**Exercise aim**
Quote the full listing word for word.

(Dataset excerpt)
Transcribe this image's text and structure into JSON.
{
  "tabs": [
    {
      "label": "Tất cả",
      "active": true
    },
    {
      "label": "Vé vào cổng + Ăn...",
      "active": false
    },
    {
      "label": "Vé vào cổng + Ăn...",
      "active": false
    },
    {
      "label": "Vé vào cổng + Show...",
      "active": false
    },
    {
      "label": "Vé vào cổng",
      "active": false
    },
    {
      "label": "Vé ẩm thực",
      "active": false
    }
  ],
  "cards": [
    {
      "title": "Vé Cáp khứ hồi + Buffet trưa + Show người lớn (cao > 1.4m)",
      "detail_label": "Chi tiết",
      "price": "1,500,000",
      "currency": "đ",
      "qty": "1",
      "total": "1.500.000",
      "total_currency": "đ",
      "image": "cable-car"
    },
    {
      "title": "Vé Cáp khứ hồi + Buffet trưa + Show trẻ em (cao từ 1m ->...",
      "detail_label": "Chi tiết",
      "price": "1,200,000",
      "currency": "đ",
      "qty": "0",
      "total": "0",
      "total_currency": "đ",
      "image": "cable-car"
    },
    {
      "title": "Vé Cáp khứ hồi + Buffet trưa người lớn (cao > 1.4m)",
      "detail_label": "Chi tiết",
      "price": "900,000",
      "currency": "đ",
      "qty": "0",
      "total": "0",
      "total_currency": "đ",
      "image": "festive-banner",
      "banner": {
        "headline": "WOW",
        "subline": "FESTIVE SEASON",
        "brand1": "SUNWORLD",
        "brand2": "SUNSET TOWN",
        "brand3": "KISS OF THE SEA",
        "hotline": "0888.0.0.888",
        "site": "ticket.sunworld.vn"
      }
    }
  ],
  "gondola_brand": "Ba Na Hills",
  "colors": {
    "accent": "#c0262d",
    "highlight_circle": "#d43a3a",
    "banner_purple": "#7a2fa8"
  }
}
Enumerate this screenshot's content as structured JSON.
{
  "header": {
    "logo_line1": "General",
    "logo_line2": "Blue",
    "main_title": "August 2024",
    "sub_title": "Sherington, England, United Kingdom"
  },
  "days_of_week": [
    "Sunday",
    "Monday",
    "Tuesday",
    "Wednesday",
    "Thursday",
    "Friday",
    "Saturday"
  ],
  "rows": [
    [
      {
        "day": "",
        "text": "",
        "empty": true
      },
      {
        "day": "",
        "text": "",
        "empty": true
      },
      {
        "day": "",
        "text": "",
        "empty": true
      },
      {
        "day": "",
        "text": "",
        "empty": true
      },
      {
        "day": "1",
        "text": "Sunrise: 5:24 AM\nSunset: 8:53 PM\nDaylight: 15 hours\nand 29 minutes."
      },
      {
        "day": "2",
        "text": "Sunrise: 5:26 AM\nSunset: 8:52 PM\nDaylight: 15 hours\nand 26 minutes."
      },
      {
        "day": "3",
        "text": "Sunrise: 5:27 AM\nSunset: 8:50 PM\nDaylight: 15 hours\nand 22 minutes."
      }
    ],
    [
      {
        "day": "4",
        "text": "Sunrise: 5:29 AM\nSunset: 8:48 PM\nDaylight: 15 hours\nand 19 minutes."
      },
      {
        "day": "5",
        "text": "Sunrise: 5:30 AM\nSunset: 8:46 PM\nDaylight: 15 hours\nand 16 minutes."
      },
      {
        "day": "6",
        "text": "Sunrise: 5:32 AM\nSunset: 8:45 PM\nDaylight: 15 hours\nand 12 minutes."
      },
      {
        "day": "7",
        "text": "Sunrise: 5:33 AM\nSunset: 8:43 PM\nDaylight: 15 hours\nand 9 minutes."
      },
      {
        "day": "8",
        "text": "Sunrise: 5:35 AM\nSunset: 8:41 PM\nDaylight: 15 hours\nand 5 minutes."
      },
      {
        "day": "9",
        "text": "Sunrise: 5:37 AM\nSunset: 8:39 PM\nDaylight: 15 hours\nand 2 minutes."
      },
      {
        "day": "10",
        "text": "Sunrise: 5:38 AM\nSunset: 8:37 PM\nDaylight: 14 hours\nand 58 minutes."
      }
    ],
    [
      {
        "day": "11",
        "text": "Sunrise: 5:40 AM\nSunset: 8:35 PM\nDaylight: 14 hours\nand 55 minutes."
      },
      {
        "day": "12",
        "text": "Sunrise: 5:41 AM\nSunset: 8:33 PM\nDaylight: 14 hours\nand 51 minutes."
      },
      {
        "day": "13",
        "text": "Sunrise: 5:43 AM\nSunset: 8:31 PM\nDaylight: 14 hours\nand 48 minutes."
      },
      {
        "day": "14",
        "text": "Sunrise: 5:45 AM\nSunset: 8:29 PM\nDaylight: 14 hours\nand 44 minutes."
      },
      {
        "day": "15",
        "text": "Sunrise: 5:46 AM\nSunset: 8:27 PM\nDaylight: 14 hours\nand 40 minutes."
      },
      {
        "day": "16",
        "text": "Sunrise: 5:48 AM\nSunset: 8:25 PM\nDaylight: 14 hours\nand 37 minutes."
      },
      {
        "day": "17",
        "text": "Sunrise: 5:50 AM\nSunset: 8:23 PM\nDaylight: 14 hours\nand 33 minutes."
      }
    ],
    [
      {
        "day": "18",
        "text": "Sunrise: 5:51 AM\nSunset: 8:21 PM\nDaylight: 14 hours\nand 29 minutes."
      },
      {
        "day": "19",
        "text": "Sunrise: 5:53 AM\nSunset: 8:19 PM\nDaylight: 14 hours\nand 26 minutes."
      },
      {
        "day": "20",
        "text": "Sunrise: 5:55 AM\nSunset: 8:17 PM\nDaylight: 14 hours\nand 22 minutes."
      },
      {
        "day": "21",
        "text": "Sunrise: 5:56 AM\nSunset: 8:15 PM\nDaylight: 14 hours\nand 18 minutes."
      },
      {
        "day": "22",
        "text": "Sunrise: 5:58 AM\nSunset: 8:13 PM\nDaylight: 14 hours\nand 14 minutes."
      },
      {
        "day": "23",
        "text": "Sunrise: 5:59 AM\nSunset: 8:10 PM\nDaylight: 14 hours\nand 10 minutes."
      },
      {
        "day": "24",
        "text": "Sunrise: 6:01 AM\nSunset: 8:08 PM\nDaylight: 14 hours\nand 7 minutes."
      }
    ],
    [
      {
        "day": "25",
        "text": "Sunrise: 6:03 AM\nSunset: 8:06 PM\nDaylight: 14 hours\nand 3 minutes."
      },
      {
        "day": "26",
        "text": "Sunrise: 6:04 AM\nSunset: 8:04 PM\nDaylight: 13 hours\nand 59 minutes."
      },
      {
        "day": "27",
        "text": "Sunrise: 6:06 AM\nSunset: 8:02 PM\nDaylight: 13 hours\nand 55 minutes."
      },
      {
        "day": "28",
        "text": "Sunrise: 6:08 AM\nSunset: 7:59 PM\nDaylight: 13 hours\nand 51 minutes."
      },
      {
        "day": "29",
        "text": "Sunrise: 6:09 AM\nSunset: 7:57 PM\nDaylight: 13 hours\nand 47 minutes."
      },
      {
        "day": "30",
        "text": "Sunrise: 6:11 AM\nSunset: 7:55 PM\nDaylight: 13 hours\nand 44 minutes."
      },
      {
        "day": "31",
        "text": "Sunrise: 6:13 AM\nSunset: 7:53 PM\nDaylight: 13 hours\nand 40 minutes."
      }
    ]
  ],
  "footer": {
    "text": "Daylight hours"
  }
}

**Exercise solution**
Transcribe this image's text and structure into JSON.
{
  "tabs": [
    {
      "label": "Tất cả",
      "active": true
    },
    {
      "label": "Vé vào cổng + Ăn...",
      "active": false
    },
    {
      "label": "Vé vào cổng + Ăn...",
      "active": false
    },
    {
      "label": "Vé vào cổng + Show...",
      "active": false
    },
    {
      "label": "Vé vào cổng",
      "active": false
    },
    {
      "label": "Vé ẩm thực",
      "active": false
    }
  ],
  "cards": [
    {
      "title": "Vé Cáp khứ hồi + Buffet trưa + Show người lớn (cao > 1.4m)",
      "detail_label": "Chi tiết",
      "price": "1,500,000",
      "currency": "đ",
      "qty": "1",
      "total": "1.500.000",
      "total_currency": "đ",
      "image": "cable-car"
    },
    {
      "title": "Vé Cáp khứ hồi + Buffet trưa + Show trẻ em (cao từ 1m ->...",
      "detail_label": "Chi tiết",
      "price": "1,200,000",
      "currency": "đ",
      "qty": "0",
      "total": "0",
      "total_currency": "đ",
      "image": "cable-car"
    },
    {
      "title": "Vé Cáp khứ hồi + Buffet trưa người lớn (cao > 1.4m)",
      "detail_label": "Chi tiết",
      "price": "900,000",
      "currency": "đ",
      "qty": "0",
      "total": "0",
      "total_currency": "đ",
      "image": "festive-banner",
      "banner": {
        "headline": "WOW",
        "subline": "FESTIVE SEASON",
        "brand1": "SUNWORLD",
        "brand2": "SUNSET TOWN",
        "brand3": "KISS OF THE SEA",
        "hotline": "0888.0.0.888",
        "site": "ticket.sunworld.vn"
      }
    }
  ],
  "gondola_brand": "Ba Na Hills",
  "colors": {
    "accent": "#c0262d",
    "highlight_circle": "#d43a3a",
    "banner_purple": "#7a2fa8"
  }
}
Enumerate this screenshot's content as structured JSON.
{
  "header": {
    "logo_line1": "General",
    "logo_line2": "Blue",
    "main_title": "August 2024",
    "sub_title": "Sherington, England, United Kingdom"
  },
  "days_of_week": [
    "Sunday",
    "Monday",
    "Tuesday",
    "Wednesday",
    "Thursday",
    "Friday",
    "Saturday"
  ],
  "rows": [
    [
      {
        "day": "",
        "text": "",
        "empty": true
      },
      {
        "day": "",
        "text": "",
        "empty": true
      },
      {
        "day": "",
        "text": "",
        "empty": true
      },
      {
        "day": "",
        "text": "",
        "empty": true
      },
      {
        "day": "1",
        "text": "Sunrise: 5:24 AM\nSunset: 8:53 PM\nDaylight: 15 hours\nand 29 minutes."
      },
      {
        "day": "2",
        "text": "Sunrise: 5:26 AM\nSunset: 8:52 PM\nDaylight: 15 hours\nand 26 minutes."
      },
      {
        "day": "3",
        "text": "Sunrise: 5:27 AM\nSunset: 8:50 PM\nDaylight: 15 hours\nand 22 minutes."
      }
    ],
    [
      {
        "day": "4",
        "text": "Sunrise: 5:29 AM\nSunset: 8:48 PM\nDaylight: 15 hours\nand 19 minutes."
      },
      {
        "day": "5",
        "text": "Sunrise: 5:30 AM\nSunset: 8:46 PM\nDaylight: 15 hours\nand 16 minutes."
      },
      {
        "day": "6",
        "text": "Sunrise: 5:32 AM\nSunset: 8:45 PM\nDaylight: 15 hours\nand 12 minutes."
      },
      {
        "day": "7",
        "text": "Sunrise: 5:33 AM\nSunset: 8:43 PM\nDaylight: 15 hours\nand 9 minutes."
      },
      {
        "day": "8",
        "text": "Sunrise: 5:35 AM\nSunset: 8:41 PM\nDaylight: 15 hours\nand 5 minutes."
      },
      {
        "day": "9",
        "text": "Sunrise: 5:37 AM\nSunset: 8:39 PM\nDaylight: 15 hours\nand 2 minutes."
      },
      {
        "day": "10",
        "text": "Sunrise: 5:38 AM\nSunset: 8:37 PM\nDaylight: 14 hours\nand 58 minutes."
      }
    ],
    [
      {
        "day": "11",
        "text": "Sunrise: 5:40 AM\nSunset: 8:35 PM\nDaylight: 14 hours\nand 55 minutes."
      },
      {
        "day": "12",
        "text": "Sunrise: 5:41 AM\nSunset: 8:33 PM\nDaylight: 14 hours\nand 51 minutes."
      },
      {
        "day": "13",
        "text": "Sunrise: 5:43 AM\nSunset: 8:31 PM\nDaylight: 14 hours\nand 48 minutes."
      },
      {
        "day": "14",
        "text": "Sunrise: 5:45 AM\nSunset: 8:29 PM\nDaylight: 14 hours\nand 44 minutes."
      },
      {
        "day": "15",
        "text": "Sunrise: 5:46 AM\nSunset: 8:27 PM\nDaylight: 14 hours\nand 40 minutes."
      },
      {
        "day": "16",
        "text": "Sunrise: 5:48 AM\nSunset: 8:25 PM\nDaylight: 14 hours\nand 37 minutes."
      },
      {
        "day": "17",
        "text": "Sunrise: 5:50 AM\nSunset: 8:23 PM\nDaylight: 14 hours\nand 33 minutes."
      }
    ],
    [
      {
        "day": "18",
        "text": "Sunrise: 5:51 AM\nSunset: 8:21 PM\nDaylight: 14 hours\nand 29 minutes."
      },
      {
        "day": "19",
        "text": "Sunrise: 5:53 AM\nSunset: 8:19 PM\nDaylight: 14 hours\nand 26 minutes."
      },
      {
        "day": "20",
        "text": "Sunrise: 5:55 AM\nSunset: 8:17 PM\nDaylight: 14 hours\nand 22 minutes."
      },
      {
        "day": "21",
        "text": "Sunrise: 5:56 AM\nSunset: 8:15 PM\nDaylight: 14 hours\nand 18 minutes."
      },
      {
        "day": "22",
        "text": "Sunrise: 5:58 AM\nSunset: 8:13 PM\nDaylight: 14 hours\nand 14 minutes."
      },
      {
        "day": "23",
        "text": "Sunrise: 5:59 AM\nSunset: 8:10 PM\nDaylight: 14 hours\nand 10 minutes."
      },
      {
        "day": "24",
        "text": "Sunrise: 6:01 AM\nSunset: 8:08 PM\nDaylight: 14 hours\nand 7 minutes."
      }
    ],
    [
      {
        "day": "25",
        "text": "Sunrise: 6:03 AM\nSunset: 8:06 PM\nDaylight: 14 hours\nand 3 minutes."
      },
      {
        "day": "26",
        "text": "Sunrise: 6:04 AM\nSunset: 8:04 PM\nDaylight: 13 hours\nand 59 minutes."
      },
      {
        "day": "27",
        "text": "Sunrise: 6:06 AM\nSunset: 8:02 PM\nDaylight: 13 hours\nand 55 minutes."
      },
      {
        "day": "28",
        "text": "Sunrise: 6:08 AM\nSunset: 7:59 PM\nDaylight: 13 hours\nand 51 minutes."
      },
      {
        "day": "29",
        "text": "Sunrise: 6:09 AM\nSunset: 7:57 PM\nDaylight: 13 hours\nand 47 minutes."
      },
      {
        "day": "30",
        "text": "Sunrise: 6:11 AM\nSunset: 7:55 PM\nDaylight: 13 hours\nand 44 minutes."
      },
      {
        "day": "31",
        "text": "Sunrise: 6:13 AM\nSunset: 7:53 PM\nDaylight: 13 hours\nand 40 minutes."
      }
    ]
  ],
  "footer": {
    "text": "Daylight hours"
  }
}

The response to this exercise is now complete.